● **本文**:
# # #

赤という色


私には、その季節が訪れる度に思い出す事や、何かある度に思い出そうとする事が幾つかある。
それは忘れかけた大切なものを思い出す為の、自発的な戒めであるのかもしれない。



「先生、赤という色は、どんな色なのですか」
友人が初出勤の日、生徒から受けた質問である。

メジャーバンドのバックドラマーを勤めていた彼は、30歳間近にして美大に通い、何を思ったか美術教師になる道を選んだ。
そして最初の赴任先は、盲学校だった。

目が見えない生徒達の前に置かれた、一輪の赤いバラ。
手探りで形を図り、驚く程正確にバラを描いた彼等から受けた質問。
「赤という色・・・」

その色を見た事のある者になら、どんな表現を使ってでも説明する事ができるだろう。
しかし、生まれてこの方、何も見た事がない者に、何と説明できるであろうか。

かつての大作曲家、ベートーヴェンは聴覚を失った。
それでも尚、新たな曲を創れたのは、その身体に染み付いた音があったからである。

しかし染み付いた視覚のない彼等に、何と説明をすれば良いのだろう。

たった1日にして、自信を喪失し、電話越しに泣きじゃくっていた彼を、私は今でも時々思い出す。


赤という色。
情熱的で、過激的で、暖かい色。
私達の身体にほとばしる、赤と言う色の血。

# # #

● **提供資料**:
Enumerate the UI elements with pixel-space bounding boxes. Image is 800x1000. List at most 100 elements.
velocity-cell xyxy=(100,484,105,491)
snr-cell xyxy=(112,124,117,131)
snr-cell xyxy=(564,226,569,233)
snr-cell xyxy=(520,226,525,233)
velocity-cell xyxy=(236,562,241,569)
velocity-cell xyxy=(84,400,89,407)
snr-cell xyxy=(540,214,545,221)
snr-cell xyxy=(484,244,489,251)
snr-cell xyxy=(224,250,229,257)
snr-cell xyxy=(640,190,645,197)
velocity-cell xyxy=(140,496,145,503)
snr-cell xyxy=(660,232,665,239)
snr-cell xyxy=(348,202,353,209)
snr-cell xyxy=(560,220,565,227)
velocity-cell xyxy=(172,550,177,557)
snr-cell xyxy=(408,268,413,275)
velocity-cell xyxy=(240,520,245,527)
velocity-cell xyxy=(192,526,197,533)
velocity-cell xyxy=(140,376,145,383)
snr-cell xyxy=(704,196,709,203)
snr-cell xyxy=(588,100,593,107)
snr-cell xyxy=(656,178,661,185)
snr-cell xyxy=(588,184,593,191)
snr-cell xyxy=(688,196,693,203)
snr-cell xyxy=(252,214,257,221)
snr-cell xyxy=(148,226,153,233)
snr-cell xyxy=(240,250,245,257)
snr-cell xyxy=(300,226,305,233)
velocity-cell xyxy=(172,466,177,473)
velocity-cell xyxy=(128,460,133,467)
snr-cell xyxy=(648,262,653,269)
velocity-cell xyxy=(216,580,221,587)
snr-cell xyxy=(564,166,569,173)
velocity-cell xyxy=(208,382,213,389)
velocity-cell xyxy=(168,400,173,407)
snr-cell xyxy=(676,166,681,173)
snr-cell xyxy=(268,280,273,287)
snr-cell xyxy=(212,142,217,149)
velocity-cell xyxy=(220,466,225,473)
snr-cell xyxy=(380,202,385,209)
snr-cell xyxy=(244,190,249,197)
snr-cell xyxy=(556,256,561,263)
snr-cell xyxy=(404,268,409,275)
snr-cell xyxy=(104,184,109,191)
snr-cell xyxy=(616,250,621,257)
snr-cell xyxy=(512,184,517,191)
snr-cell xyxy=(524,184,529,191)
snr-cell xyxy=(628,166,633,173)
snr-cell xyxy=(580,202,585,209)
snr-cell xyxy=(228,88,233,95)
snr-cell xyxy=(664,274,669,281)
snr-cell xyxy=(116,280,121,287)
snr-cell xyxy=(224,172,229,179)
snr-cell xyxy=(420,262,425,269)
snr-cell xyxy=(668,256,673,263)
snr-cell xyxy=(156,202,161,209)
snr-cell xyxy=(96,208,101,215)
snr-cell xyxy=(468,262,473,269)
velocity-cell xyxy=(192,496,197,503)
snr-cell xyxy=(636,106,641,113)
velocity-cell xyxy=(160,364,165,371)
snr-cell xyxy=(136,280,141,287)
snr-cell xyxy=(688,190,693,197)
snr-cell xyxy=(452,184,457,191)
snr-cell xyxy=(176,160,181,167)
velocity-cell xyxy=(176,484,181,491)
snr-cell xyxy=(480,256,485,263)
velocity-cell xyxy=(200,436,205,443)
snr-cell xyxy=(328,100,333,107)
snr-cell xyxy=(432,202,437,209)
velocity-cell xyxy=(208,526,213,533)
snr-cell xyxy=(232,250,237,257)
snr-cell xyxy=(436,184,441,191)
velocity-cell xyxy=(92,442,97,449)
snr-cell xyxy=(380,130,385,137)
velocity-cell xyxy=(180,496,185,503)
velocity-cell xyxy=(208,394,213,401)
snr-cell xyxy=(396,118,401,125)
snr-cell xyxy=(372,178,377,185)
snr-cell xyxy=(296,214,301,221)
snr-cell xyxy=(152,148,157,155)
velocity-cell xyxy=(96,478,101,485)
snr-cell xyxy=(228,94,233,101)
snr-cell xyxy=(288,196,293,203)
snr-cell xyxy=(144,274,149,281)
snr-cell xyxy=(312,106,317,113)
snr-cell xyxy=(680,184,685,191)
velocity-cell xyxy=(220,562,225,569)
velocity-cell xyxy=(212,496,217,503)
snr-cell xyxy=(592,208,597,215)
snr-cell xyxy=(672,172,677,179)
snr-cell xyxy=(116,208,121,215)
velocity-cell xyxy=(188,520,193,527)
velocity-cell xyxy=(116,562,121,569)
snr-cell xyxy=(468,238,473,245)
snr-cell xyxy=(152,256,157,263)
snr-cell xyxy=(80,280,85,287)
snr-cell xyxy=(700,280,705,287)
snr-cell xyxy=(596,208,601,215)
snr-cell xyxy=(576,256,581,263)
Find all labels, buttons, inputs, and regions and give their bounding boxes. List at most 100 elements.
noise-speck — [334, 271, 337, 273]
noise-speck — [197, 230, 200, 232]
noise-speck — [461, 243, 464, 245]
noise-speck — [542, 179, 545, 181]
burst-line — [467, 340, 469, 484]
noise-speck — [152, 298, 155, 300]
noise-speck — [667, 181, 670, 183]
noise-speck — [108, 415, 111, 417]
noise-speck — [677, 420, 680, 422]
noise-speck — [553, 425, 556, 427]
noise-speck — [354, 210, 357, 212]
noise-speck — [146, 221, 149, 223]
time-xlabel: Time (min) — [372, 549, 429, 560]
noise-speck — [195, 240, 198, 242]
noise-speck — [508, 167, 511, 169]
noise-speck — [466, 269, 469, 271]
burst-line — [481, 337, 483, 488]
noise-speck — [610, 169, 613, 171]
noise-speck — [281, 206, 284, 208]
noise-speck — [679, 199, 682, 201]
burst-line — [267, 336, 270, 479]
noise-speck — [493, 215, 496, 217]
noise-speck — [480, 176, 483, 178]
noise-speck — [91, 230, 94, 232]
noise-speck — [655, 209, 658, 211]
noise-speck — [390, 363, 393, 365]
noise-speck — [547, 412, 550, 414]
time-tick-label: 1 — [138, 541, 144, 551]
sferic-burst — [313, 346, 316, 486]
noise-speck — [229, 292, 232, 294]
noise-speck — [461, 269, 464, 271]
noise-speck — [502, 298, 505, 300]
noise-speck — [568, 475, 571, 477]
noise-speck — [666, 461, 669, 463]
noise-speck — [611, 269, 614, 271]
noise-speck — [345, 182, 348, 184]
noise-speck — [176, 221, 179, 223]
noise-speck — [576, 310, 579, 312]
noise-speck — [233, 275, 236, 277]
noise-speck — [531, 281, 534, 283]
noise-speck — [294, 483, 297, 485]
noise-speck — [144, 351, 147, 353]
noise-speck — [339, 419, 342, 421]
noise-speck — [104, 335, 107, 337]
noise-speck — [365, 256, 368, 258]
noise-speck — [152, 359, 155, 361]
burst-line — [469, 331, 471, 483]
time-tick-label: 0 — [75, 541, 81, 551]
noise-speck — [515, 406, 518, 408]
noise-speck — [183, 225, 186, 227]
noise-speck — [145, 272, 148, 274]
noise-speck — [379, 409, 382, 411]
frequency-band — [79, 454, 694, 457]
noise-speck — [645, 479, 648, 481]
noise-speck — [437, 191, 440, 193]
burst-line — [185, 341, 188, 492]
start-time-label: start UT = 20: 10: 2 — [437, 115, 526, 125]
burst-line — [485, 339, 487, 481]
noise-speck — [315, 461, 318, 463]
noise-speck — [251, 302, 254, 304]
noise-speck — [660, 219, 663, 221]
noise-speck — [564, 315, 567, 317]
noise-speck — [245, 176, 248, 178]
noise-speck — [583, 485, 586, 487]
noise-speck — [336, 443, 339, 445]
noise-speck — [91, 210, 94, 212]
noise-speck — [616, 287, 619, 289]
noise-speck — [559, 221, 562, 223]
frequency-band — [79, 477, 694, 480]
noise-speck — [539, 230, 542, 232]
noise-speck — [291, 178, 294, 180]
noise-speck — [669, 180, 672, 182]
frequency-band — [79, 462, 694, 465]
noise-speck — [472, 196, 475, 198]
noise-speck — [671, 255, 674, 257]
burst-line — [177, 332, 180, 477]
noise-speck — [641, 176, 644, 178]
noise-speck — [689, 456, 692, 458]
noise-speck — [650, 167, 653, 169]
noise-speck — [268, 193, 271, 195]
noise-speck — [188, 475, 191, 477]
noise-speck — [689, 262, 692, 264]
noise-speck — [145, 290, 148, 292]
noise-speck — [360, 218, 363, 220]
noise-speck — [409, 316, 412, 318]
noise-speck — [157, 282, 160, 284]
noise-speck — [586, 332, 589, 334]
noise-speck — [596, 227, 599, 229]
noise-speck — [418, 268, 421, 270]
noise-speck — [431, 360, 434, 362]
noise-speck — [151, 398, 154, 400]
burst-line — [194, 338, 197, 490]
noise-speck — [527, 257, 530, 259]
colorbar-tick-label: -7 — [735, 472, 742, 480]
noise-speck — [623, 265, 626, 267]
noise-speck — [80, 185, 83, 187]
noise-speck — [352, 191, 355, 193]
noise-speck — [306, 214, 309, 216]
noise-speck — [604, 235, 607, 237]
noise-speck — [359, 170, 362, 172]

# # #

● **課題一覧**:
1. 本文では、ベートーヴェンが聴覚を失ったあとも新しい曲を作れた理由が述べられています。その理由を1〜3文で説明してください。
2. 本文の「メジャーバンドのバックドラマーを」で始まる段落を、主な事実を残して箇条書きにまとめてください。

● **解答**:
1. ベートーヴェンは聴覚を失っても、その身体に音が染み付いていたため、新たな曲を創ることができました。

2.
- メジャーバンドのバックドラマーをしていた
- 30歳近くで美大に通った
- 美術教師になる道を選んだ
- 最初の赴任先は盲学校だった